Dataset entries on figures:
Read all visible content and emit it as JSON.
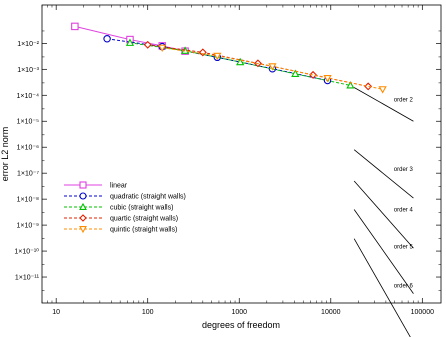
{
  "chart_data": {
    "type": "line",
    "xlabel": "degrees of freedom",
    "ylabel": "error L2 norm",
    "x_scale": "log",
    "y_scale": "log",
    "xlim": [
      7,
      160000
    ],
    "ylim": [
      1e-12,
      0.3
    ],
    "grid": false,
    "legend_position": "lower-left",
    "x_ticks": [
      {
        "value": 10,
        "label": "10"
      },
      {
        "value": 100,
        "label": "100"
      },
      {
        "value": 1000,
        "label": "1000"
      },
      {
        "value": 10000,
        "label": "10000"
      },
      {
        "value": 100000,
        "label": "100000"
      }
    ],
    "y_ticks": [
      {
        "value": 0.01,
        "label": "1×10⁻²"
      },
      {
        "value": 0.001,
        "label": "1×10⁻³"
      },
      {
        "value": 0.0001,
        "label": "1×10⁻⁴"
      },
      {
        "value": 1e-05,
        "label": "1×10⁻⁵"
      },
      {
        "value": 1e-06,
        "label": "1×10⁻⁶"
      },
      {
        "value": 1e-07,
        "label": "1×10⁻⁷"
      },
      {
        "value": 1e-08,
        "label": "1×10⁻⁸"
      },
      {
        "value": 1e-09,
        "label": "1×10⁻⁹"
      },
      {
        "value": 1e-10,
        "label": "1×10⁻¹⁰"
      },
      {
        "value": 1e-11,
        "label": "1×10⁻¹¹"
      }
    ],
    "series": [
      {
        "name": "linear",
        "color": "#e040e0",
        "marker": "square",
        "dash": "solid",
        "x": [
          16,
          64,
          144,
          256
        ],
        "y": [
          0.045,
          0.014,
          0.008,
          0.005
        ]
      },
      {
        "name": "quadratic (straight walls)",
        "color": "#0000cc",
        "marker": "circle",
        "dash": "dashed",
        "x": [
          36,
          144,
          576,
          2304,
          9216
        ],
        "y": [
          0.015,
          0.0075,
          0.0029,
          0.00105,
          0.00037
        ]
      },
      {
        "name": "cubic (straight walls)",
        "color": "#00c000",
        "marker": "triangle-up",
        "dash": "dashed",
        "x": [
          64,
          256,
          1024,
          4096,
          16384
        ],
        "y": [
          0.0105,
          0.0052,
          0.0019,
          0.00067,
          0.00024
        ]
      },
      {
        "name": "quartic (straight walls)",
        "color": "#e02000",
        "marker": "diamond",
        "dash": "dashed",
        "x": [
          100,
          400,
          1600,
          6400,
          25600
        ],
        "y": [
          0.0088,
          0.0045,
          0.0017,
          0.00061,
          0.00022
        ]
      },
      {
        "name": "quintic (straight walls)",
        "color": "#ff8c00",
        "marker": "triangle-down",
        "dash": "dashed",
        "x": [
          144,
          576,
          2304,
          9216,
          36864
        ],
        "y": [
          0.0068,
          0.0033,
          0.0013,
          0.00046,
          0.00017
        ]
      }
    ],
    "reference_lines": [
      {
        "label": "order 2",
        "x": [
          18000,
          80000
        ],
        "y": [
          0.0002,
          1e-05
        ]
      },
      {
        "label": "order 3",
        "x": [
          18000,
          80000
        ],
        "y": [
          8e-07,
          1.1e-08
        ]
      },
      {
        "label": "order 4",
        "x": [
          18000,
          80000
        ],
        "y": [
          5e-08,
          1.3e-10
        ]
      },
      {
        "label": "order 5",
        "x": [
          18000,
          80000
        ],
        "y": [
          4e-09,
          2.3e-12
        ]
      },
      {
        "label": "order 6",
        "x": [
          18000,
          80000
        ],
        "y": [
          3e-10,
          3e-14
        ]
      }
    ]
  }
}
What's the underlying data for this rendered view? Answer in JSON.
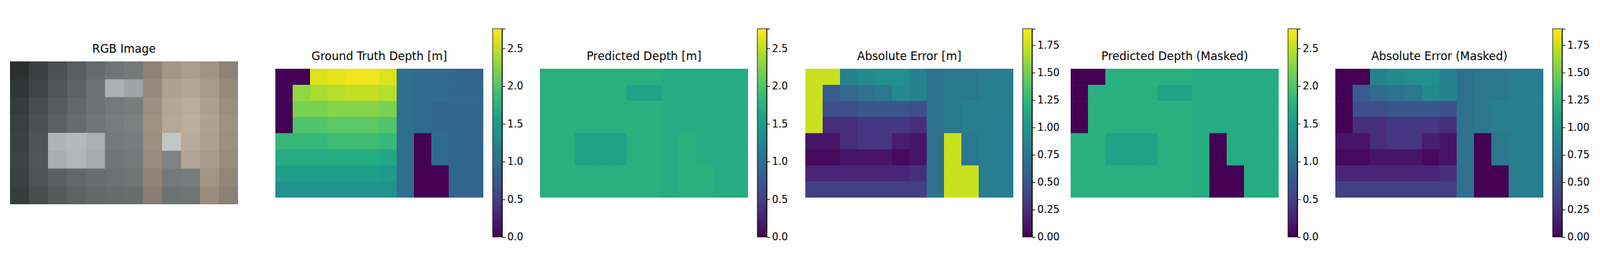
{
  "chart_data": [
    {
      "type": "image",
      "title": "RGB Image",
      "tick_labels": false,
      "colors": [
        [
          "#2b302f",
          "#394040",
          "#4a5150",
          "#585f5e",
          "#646b6a",
          "#6e7574",
          "#737a79",
          "#8c8276",
          "#a39687",
          "#ab9d8e",
          "#a29485",
          "#8e8377"
        ],
        [
          "#313736",
          "#3f4645",
          "#4f5655",
          "#5c6362",
          "#6a7170",
          "#a9b1b1",
          "#9ea6a6",
          "#958a7d",
          "#b0a292",
          "#b5a797",
          "#a89a8a",
          "#968a7d"
        ],
        [
          "#363c3b",
          "#464d4c",
          "#555c5b",
          "#616867",
          "#6c7372",
          "#737a79",
          "#777e7d",
          "#9a8f81",
          "#b4a696",
          "#baac9c",
          "#ad9f8f",
          "#9a8e81"
        ],
        [
          "#3a403f",
          "#4a5150",
          "#5a6160",
          "#656c6b",
          "#6f7675",
          "#757c7b",
          "#7a8180",
          "#9c9183",
          "#b6a898",
          "#bcae9e",
          "#b0a292",
          "#9d9184"
        ],
        [
          "#3c4241",
          "#4e5554",
          "#aeb5b5",
          "#b3baba",
          "#a9b0b0",
          "#737a79",
          "#767d7c",
          "#9a8f81",
          "#c2c6c4",
          "#b8aa9a",
          "#ae a090",
          "#9b8f82"
        ],
        [
          "#3d4342",
          "#4f5655",
          "#a8afaf",
          "#b1b8b8",
          "#a5acac",
          "#6f7675",
          "#737a79",
          "#968b7e",
          "#7c8382",
          "#b2a494",
          "#a99b8b",
          "#978b7e"
        ],
        [
          "#3b4140",
          "#4c5352",
          "#596060",
          "#626969",
          "#686f6e",
          "#6b7271",
          "#6e7574",
          "#8f8478",
          "#737a79",
          "#757c7b",
          "#a39585",
          "#92867a"
        ],
        [
          "#373d3c",
          "#474e4d",
          "#545b5a",
          "#5c6362",
          "#626968",
          "#656c6b",
          "#676e6d",
          "#877d72",
          "#6c7372",
          "#6e7574",
          "#9a8d7f",
          "#8b8074"
        ]
      ]
    },
    {
      "type": "heatmap",
      "title": "Ground Truth Depth [m]",
      "tick_labels": false,
      "cells": [
        [
          0,
          0,
          2.6,
          2.65,
          2.7,
          2.7,
          2.6,
          1.0,
          0.95,
          0.95,
          0.9,
          0.9
        ],
        [
          0,
          2.3,
          2.4,
          2.45,
          2.5,
          2.5,
          2.45,
          1.0,
          0.95,
          0.95,
          0.9,
          0.9
        ],
        [
          0,
          2.2,
          2.2,
          2.25,
          2.25,
          2.25,
          2.2,
          1.0,
          0.95,
          0.9,
          0.9,
          0.9
        ],
        [
          0,
          2.0,
          2.0,
          2.05,
          2.05,
          2.05,
          2.0,
          1.0,
          0.95,
          0.9,
          0.9,
          0.9
        ],
        [
          1.85,
          1.85,
          1.85,
          1.9,
          1.9,
          1.9,
          1.85,
          1.0,
          0,
          0.95,
          0.9,
          0.9
        ],
        [
          1.7,
          1.7,
          1.7,
          1.7,
          1.7,
          1.7,
          1.65,
          1.0,
          0,
          0.95,
          0.9,
          0.9
        ],
        [
          1.55,
          1.55,
          1.55,
          1.55,
          1.55,
          1.55,
          1.5,
          1.0,
          0,
          0,
          0.9,
          0.9
        ],
        [
          1.4,
          1.4,
          1.4,
          1.4,
          1.4,
          1.4,
          1.4,
          1.0,
          0,
          0,
          0.9,
          0.9
        ]
      ],
      "colorbar_range": [
        0,
        2.76
      ],
      "colorbar_ticks": [
        {
          "value": 0,
          "label": "0.0"
        },
        {
          "value": 0.5,
          "label": "0.5"
        },
        {
          "value": 1,
          "label": "1.0"
        },
        {
          "value": 1.5,
          "label": "1.5"
        },
        {
          "value": 2,
          "label": "2.0"
        },
        {
          "value": 2.5,
          "label": "2.5"
        }
      ]
    },
    {
      "type": "heatmap",
      "title": "Predicted Depth [m]",
      "tick_labels": false,
      "cells": [
        [
          1.75,
          1.75,
          1.75,
          1.75,
          1.75,
          1.75,
          1.75,
          1.7,
          1.7,
          1.7,
          1.7,
          1.7
        ],
        [
          1.75,
          1.75,
          1.75,
          1.75,
          1.75,
          1.6,
          1.6,
          1.7,
          1.7,
          1.7,
          1.7,
          1.7
        ],
        [
          1.75,
          1.75,
          1.75,
          1.75,
          1.75,
          1.75,
          1.75,
          1.7,
          1.7,
          1.7,
          1.7,
          1.7
        ],
        [
          1.75,
          1.75,
          1.75,
          1.75,
          1.75,
          1.75,
          1.75,
          1.7,
          1.7,
          1.7,
          1.7,
          1.7
        ],
        [
          1.75,
          1.75,
          1.6,
          1.6,
          1.6,
          1.75,
          1.75,
          1.7,
          1.75,
          1.7,
          1.7,
          1.7
        ],
        [
          1.75,
          1.75,
          1.6,
          1.6,
          1.6,
          1.75,
          1.75,
          1.7,
          1.75,
          1.7,
          1.7,
          1.7
        ],
        [
          1.75,
          1.75,
          1.75,
          1.75,
          1.75,
          1.75,
          1.75,
          1.7,
          1.75,
          1.75,
          1.7,
          1.7
        ],
        [
          1.75,
          1.75,
          1.75,
          1.75,
          1.75,
          1.75,
          1.75,
          1.7,
          1.75,
          1.75,
          1.7,
          1.7
        ]
      ],
      "colorbar_range": [
        0,
        2.76
      ],
      "colorbar_ticks": [
        {
          "value": 0,
          "label": "0.0"
        },
        {
          "value": 0.5,
          "label": "0.5"
        },
        {
          "value": 1,
          "label": "1.0"
        },
        {
          "value": 1.5,
          "label": "1.5"
        },
        {
          "value": 2,
          "label": "2.0"
        },
        {
          "value": 2.5,
          "label": "2.5"
        }
      ]
    },
    {
      "type": "heatmap",
      "title": "Absolute Error [m]",
      "tick_labels": false,
      "cells": [
        [
          1.75,
          1.75,
          0.85,
          0.9,
          0.95,
          0.95,
          0.85,
          0.7,
          0.75,
          0.75,
          0.8,
          0.8
        ],
        [
          1.75,
          0.55,
          0.65,
          0.7,
          0.75,
          0.9,
          0.85,
          0.7,
          0.75,
          0.75,
          0.8,
          0.8
        ],
        [
          1.75,
          0.45,
          0.45,
          0.5,
          0.5,
          0.5,
          0.45,
          0.7,
          0.75,
          0.8,
          0.8,
          0.8
        ],
        [
          1.75,
          0.25,
          0.25,
          0.3,
          0.3,
          0.3,
          0.25,
          0.7,
          0.75,
          0.8,
          0.8,
          0.8
        ],
        [
          0.1,
          0.1,
          0.25,
          0.3,
          0.3,
          0.15,
          0.1,
          0.7,
          1.75,
          0.75,
          0.8,
          0.8
        ],
        [
          0.05,
          0.05,
          0.1,
          0.1,
          0.1,
          0.05,
          0.1,
          0.7,
          1.75,
          0.75,
          0.8,
          0.8
        ],
        [
          0.2,
          0.2,
          0.2,
          0.2,
          0.2,
          0.2,
          0.25,
          0.7,
          1.75,
          1.75,
          0.8,
          0.8
        ],
        [
          0.35,
          0.35,
          0.35,
          0.35,
          0.35,
          0.35,
          0.35,
          0.7,
          1.75,
          1.75,
          0.8,
          0.8
        ]
      ],
      "colorbar_range": [
        0,
        1.9
      ],
      "colorbar_ticks": [
        {
          "value": 0,
          "label": "0.00"
        },
        {
          "value": 0.25,
          "label": "0.25"
        },
        {
          "value": 0.5,
          "label": "0.50"
        },
        {
          "value": 0.75,
          "label": "0.75"
        },
        {
          "value": 1,
          "label": "1.00"
        },
        {
          "value": 1.25,
          "label": "1.25"
        },
        {
          "value": 1.5,
          "label": "1.50"
        },
        {
          "value": 1.75,
          "label": "1.75"
        }
      ]
    },
    {
      "type": "heatmap",
      "title": "Predicted Depth (Masked)",
      "tick_labels": false,
      "cells": [
        [
          0,
          0,
          1.75,
          1.75,
          1.75,
          1.75,
          1.75,
          1.7,
          1.7,
          1.7,
          1.7,
          1.7
        ],
        [
          0,
          1.75,
          1.75,
          1.75,
          1.75,
          1.6,
          1.6,
          1.7,
          1.7,
          1.7,
          1.7,
          1.7
        ],
        [
          0,
          1.75,
          1.75,
          1.75,
          1.75,
          1.75,
          1.75,
          1.7,
          1.7,
          1.7,
          1.7,
          1.7
        ],
        [
          0,
          1.75,
          1.75,
          1.75,
          1.75,
          1.75,
          1.75,
          1.7,
          1.7,
          1.7,
          1.7,
          1.7
        ],
        [
          1.75,
          1.75,
          1.6,
          1.6,
          1.6,
          1.75,
          1.75,
          1.7,
          0,
          1.7,
          1.7,
          1.7
        ],
        [
          1.75,
          1.75,
          1.6,
          1.6,
          1.6,
          1.75,
          1.75,
          1.7,
          0,
          1.7,
          1.7,
          1.7
        ],
        [
          1.75,
          1.75,
          1.75,
          1.75,
          1.75,
          1.75,
          1.75,
          1.7,
          0,
          0,
          1.7,
          1.7
        ],
        [
          1.75,
          1.75,
          1.75,
          1.75,
          1.75,
          1.75,
          1.75,
          1.7,
          0,
          0,
          1.7,
          1.7
        ]
      ],
      "colorbar_range": [
        0,
        2.76
      ],
      "colorbar_ticks": [
        {
          "value": 0,
          "label": "0.0"
        },
        {
          "value": 0.5,
          "label": "0.5"
        },
        {
          "value": 1,
          "label": "1.0"
        },
        {
          "value": 1.5,
          "label": "1.5"
        },
        {
          "value": 2,
          "label": "2.0"
        },
        {
          "value": 2.5,
          "label": "2.5"
        }
      ]
    },
    {
      "type": "heatmap",
      "title": "Absolute Error (Masked)",
      "tick_labels": false,
      "cells": [
        [
          0,
          0,
          0.85,
          0.9,
          0.95,
          0.95,
          0.85,
          0.7,
          0.75,
          0.75,
          0.8,
          0.8
        ],
        [
          0,
          0.55,
          0.65,
          0.7,
          0.75,
          0.9,
          0.85,
          0.7,
          0.75,
          0.75,
          0.8,
          0.8
        ],
        [
          0,
          0.45,
          0.45,
          0.5,
          0.5,
          0.5,
          0.45,
          0.7,
          0.75,
          0.8,
          0.8,
          0.8
        ],
        [
          0,
          0.25,
          0.25,
          0.3,
          0.3,
          0.3,
          0.25,
          0.7,
          0.75,
          0.8,
          0.8,
          0.8
        ],
        [
          0.1,
          0.1,
          0.25,
          0.3,
          0.3,
          0.15,
          0.1,
          0.7,
          0,
          0.75,
          0.8,
          0.8
        ],
        [
          0.05,
          0.05,
          0.1,
          0.1,
          0.1,
          0.05,
          0.1,
          0.7,
          0,
          0.75,
          0.8,
          0.8
        ],
        [
          0.2,
          0.2,
          0.2,
          0.2,
          0.2,
          0.2,
          0.25,
          0.7,
          0,
          0,
          0.8,
          0.8
        ],
        [
          0.35,
          0.35,
          0.35,
          0.35,
          0.35,
          0.35,
          0.35,
          0.7,
          0,
          0,
          0.8,
          0.8
        ]
      ],
      "colorbar_range": [
        0,
        1.9
      ],
      "colorbar_ticks": [
        {
          "value": 0,
          "label": "0.00"
        },
        {
          "value": 0.25,
          "label": "0.25"
        },
        {
          "value": 0.5,
          "label": "0.50"
        },
        {
          "value": 0.75,
          "label": "0.75"
        },
        {
          "value": 1,
          "label": "1.00"
        },
        {
          "value": 1.25,
          "label": "1.25"
        },
        {
          "value": 1.5,
          "label": "1.50"
        },
        {
          "value": 1.75,
          "label": "1.75"
        }
      ]
    }
  ]
}
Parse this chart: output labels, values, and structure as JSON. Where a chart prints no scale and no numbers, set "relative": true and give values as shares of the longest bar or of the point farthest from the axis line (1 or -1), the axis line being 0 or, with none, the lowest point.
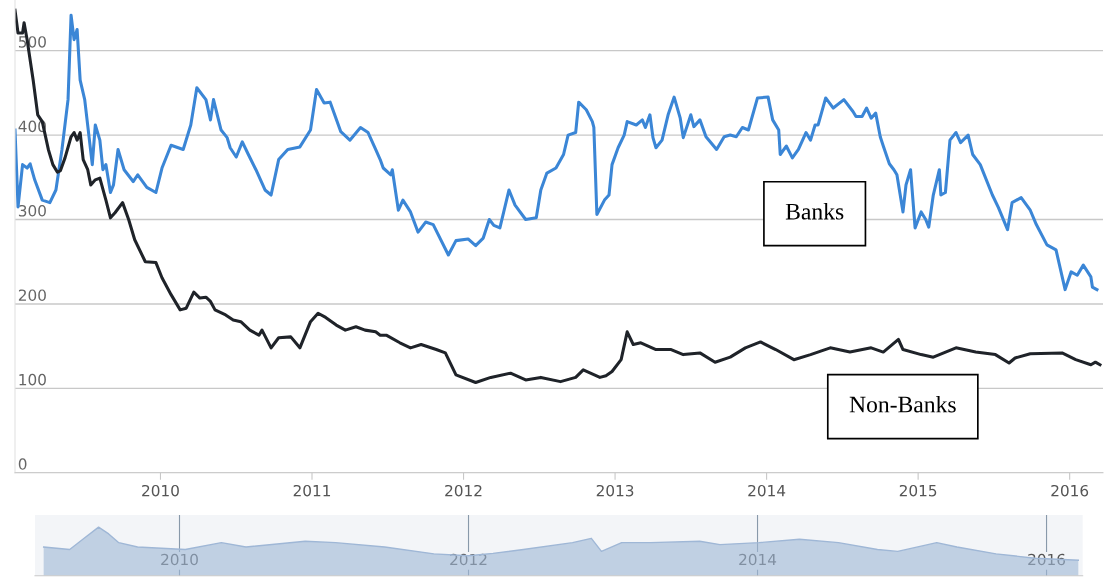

• [WHAT TO DO] Find every line that holds "name" and copy it.

• [RESPONSE BELOW]
        "name": "linear",
        "name": "quadratic (straight walls)",
        "name": "cubic (straight walls)",
        "name": "quartic (straight walls)",
        "name": "quintic (straight walls)",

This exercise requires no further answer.